== Data supplied ==
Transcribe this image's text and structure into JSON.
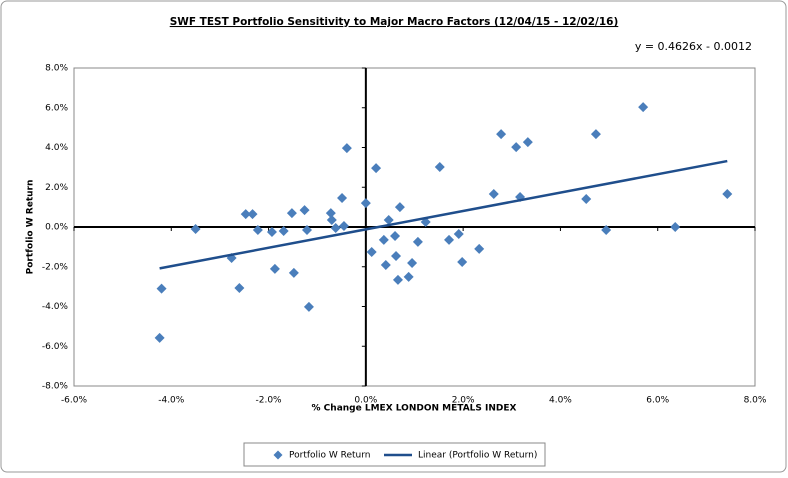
{
  "chart_data": {
    "type": "scatter",
    "title": "SWF TEST Portfolio Sensitivity to Major Macro Factors (12/04/15 - 12/02/16)",
    "x_label": "% Change LMEX LONDON METALS INDEX",
    "y_label": "Portfolio W Return",
    "xlim": [
      -6,
      8
    ],
    "ylim": [
      -8,
      8
    ],
    "xticks": [
      {
        "value": -6,
        "label": "-6.0%"
      },
      {
        "value": -4,
        "label": "-4.0%"
      },
      {
        "value": -2,
        "label": "-2.0%"
      },
      {
        "value": 0,
        "label": "0.0%"
      },
      {
        "value": 2,
        "label": "2.0%"
      },
      {
        "value": 4,
        "label": "4.0%"
      },
      {
        "value": 6,
        "label": "6.0%"
      },
      {
        "value": 8,
        "label": "8.0%"
      }
    ],
    "yticks": [
      {
        "value": -8,
        "label": "-8.0%"
      },
      {
        "value": -6,
        "label": "-6.0%"
      },
      {
        "value": -4,
        "label": "-4.0%"
      },
      {
        "value": -2,
        "label": "-2.0%"
      },
      {
        "value": 0,
        "label": "0.0%"
      },
      {
        "value": 2,
        "label": "2.0%"
      },
      {
        "value": 4,
        "label": "4.0%"
      },
      {
        "value": 6,
        "label": "6.0%"
      },
      {
        "value": 8,
        "label": "8.0%"
      }
    ],
    "grid": false,
    "legend": "bottom",
    "series": [
      {
        "name": "Portfolio W Return",
        "color": "#4a7ebb",
        "x": [
          -4.24,
          -4.2,
          -3.5,
          -2.76,
          -2.6,
          -2.47,
          -2.33,
          -2.22,
          -1.93,
          -1.87,
          -1.69,
          -1.52,
          -1.48,
          -1.26,
          -1.21,
          -1.17,
          -0.72,
          -0.7,
          -0.62,
          -0.49,
          -0.45,
          -0.39,
          0,
          0.12,
          0.21,
          0.37,
          0.41,
          0.47,
          0.6,
          0.62,
          0.66,
          0.7,
          0.88,
          0.95,
          1.07,
          1.23,
          1.52,
          1.71,
          1.91,
          1.98,
          2.33,
          2.63,
          2.78,
          3.09,
          3.17,
          3.33,
          4.53,
          4.73,
          4.94,
          5.7,
          6.36,
          7.43
        ],
        "values": [
          -5.58,
          -3.1,
          -0.1,
          -1.56,
          -3.07,
          0.65,
          0.65,
          -0.15,
          -0.25,
          -2.11,
          -0.2,
          0.7,
          -2.31,
          0.85,
          -0.15,
          -4.02,
          0.7,
          0.35,
          -0.05,
          1.46,
          0.05,
          3.97,
          1.2,
          -1.26,
          2.96,
          -0.65,
          -1.91,
          0.35,
          -0.45,
          -1.46,
          -2.66,
          1.0,
          -2.51,
          -1.81,
          -0.75,
          0.25,
          3.02,
          -0.65,
          -0.35,
          -1.76,
          -1.1,
          1.66,
          4.67,
          4.02,
          1.51,
          4.27,
          1.41,
          4.67,
          -0.15,
          6.03,
          0,
          1.66
        ]
      }
    ],
    "trendline": {
      "name": "Linear (Portfolio W Return)",
      "color": "#1f4e8c",
      "slope": 0.4626,
      "intercept": -0.12,
      "label": "y = 0.4626x - 0.0012"
    }
  }
}
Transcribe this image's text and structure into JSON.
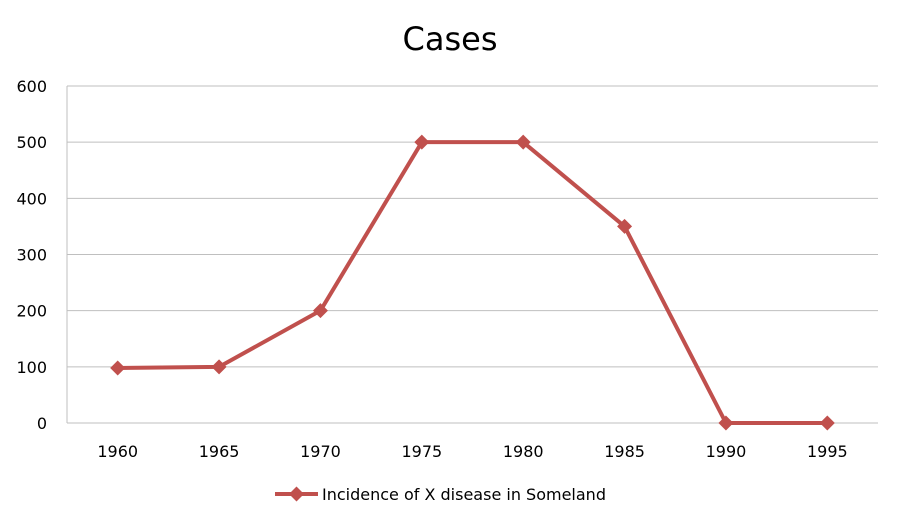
{
  "chart_data": {
    "type": "line",
    "title": "Cases",
    "xlabel": "",
    "ylabel": "",
    "categories": [
      "1960",
      "1965",
      "1970",
      "1975",
      "1980",
      "1985",
      "1990",
      "1995"
    ],
    "series": [
      {
        "name": "Incidence of X disease in Someland",
        "values": [
          98,
          100,
          200,
          500,
          500,
          350,
          0,
          0
        ],
        "color": "#c0504d",
        "marker": "diamond"
      }
    ],
    "ylim": [
      0,
      600
    ],
    "yticks": [
      "0",
      "100",
      "200",
      "300",
      "400",
      "500",
      "600"
    ],
    "grid": true,
    "legend": "bottom"
  }
}
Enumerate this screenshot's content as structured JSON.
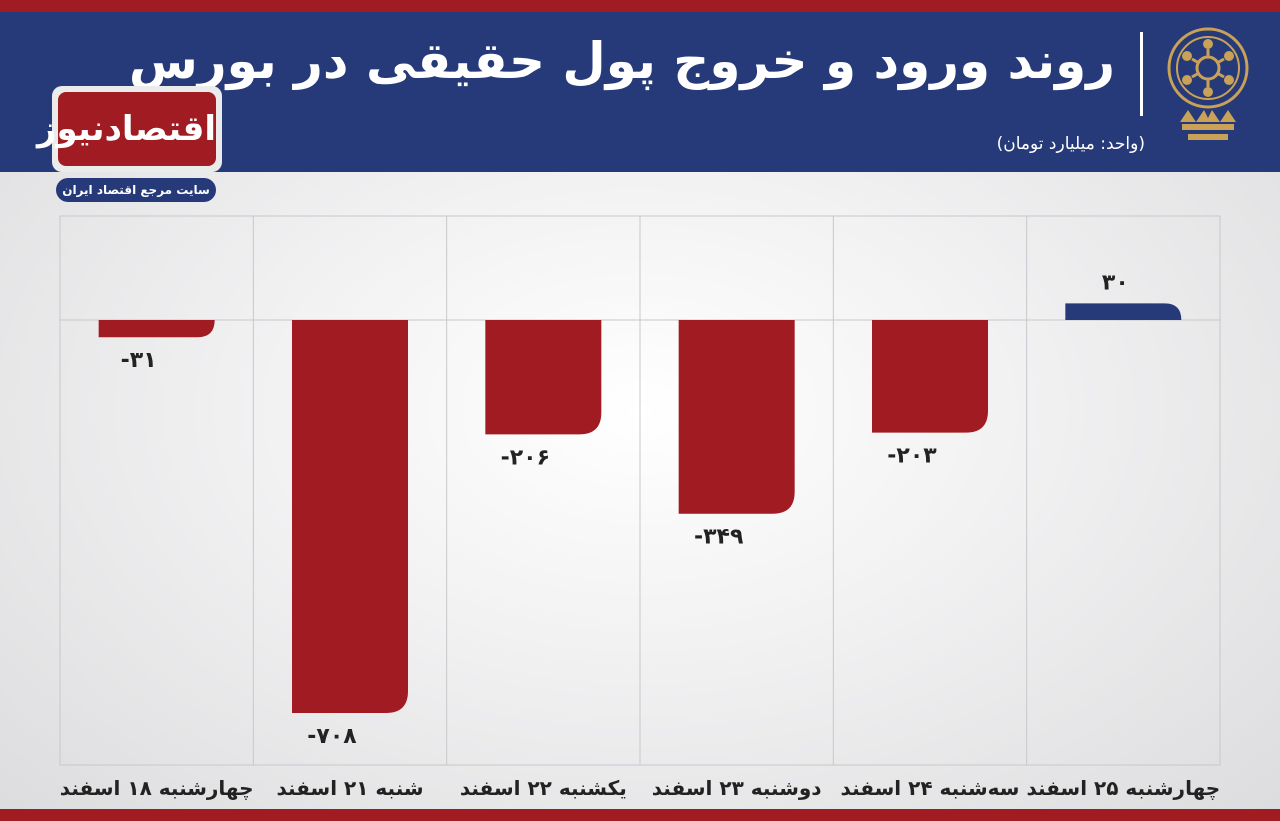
{
  "header": {
    "title": "روند ورود و خروج پول حقیقی در بورس",
    "unit": "(واحد: میلیارد تومان)"
  },
  "brand": {
    "name": "اقتصادنیوز",
    "tagline": "سایت مرجع اقتصاد ایران"
  },
  "colors": {
    "header_bg": "#263a79",
    "accent_red": "#a11c22",
    "positive_bar": "#263a79",
    "negative_bar": "#a11c22"
  },
  "icons": {
    "emblem": "stock-exchange-emblem-icon"
  },
  "chart_data": {
    "type": "bar",
    "title": "روند ورود و خروج پول حقیقی در بورس",
    "unit": "(واحد: میلیارد تومان)",
    "categories": [
      "چهارشنبه ۲۵ اسفند",
      "سه‌شنبه ۲۴ اسفند",
      "دوشنبه ۲۳ اسفند",
      "یکشنبه ۲۲ اسفند",
      "شنبه ۲۱ اسفند",
      "چهارشنبه ۱۸ اسفند"
    ],
    "values": [
      30,
      -203,
      -349,
      -206,
      -708,
      -31
    ],
    "value_labels": [
      "۳۰",
      "-۲۰۳",
      "-۳۴۹",
      "-۲۰۶",
      "-۷۰۸",
      "-۳۱"
    ],
    "x_direction": "right-to-left",
    "ylim": [
      -708,
      30
    ],
    "grid": true,
    "legend": "none"
  }
}
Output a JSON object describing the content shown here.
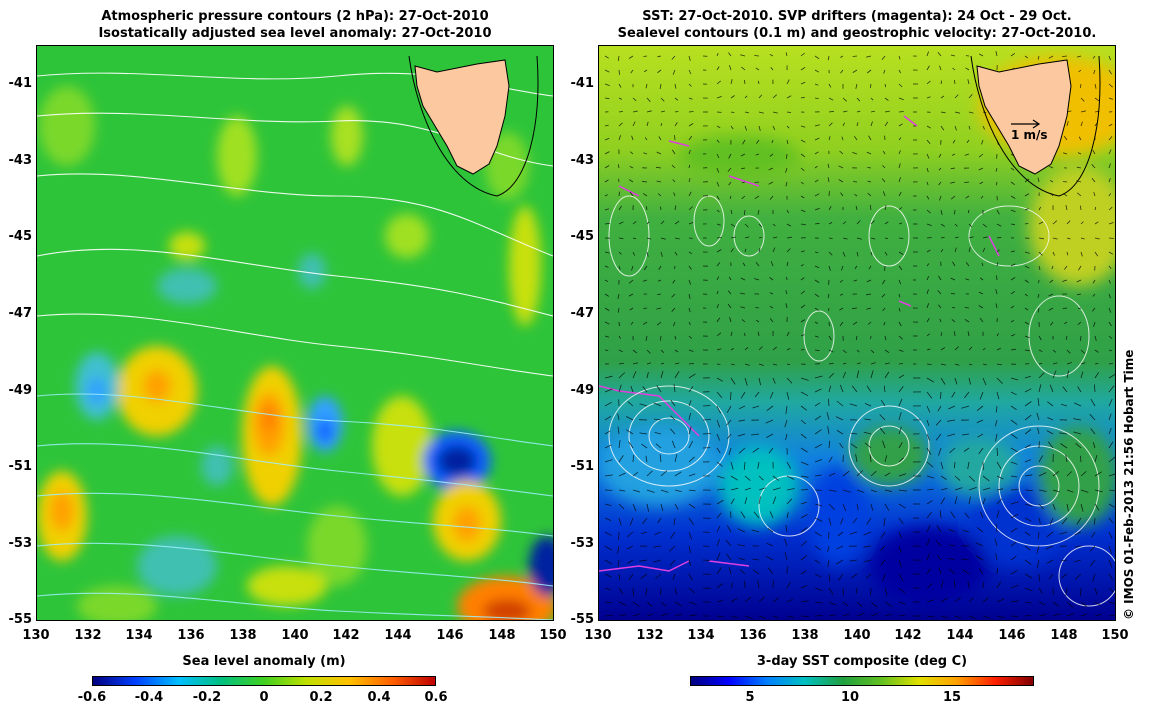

== Instructions to follow ==
From the entries above, return each line with the word "JSON" in it.

== Final result ==
Transcribe this image's text and structure into JSON.
Transcribe this image's text and structure into JSON.
Enumerate this screenshot's content as structured JSON.
Output a JSON object describing the content shown here.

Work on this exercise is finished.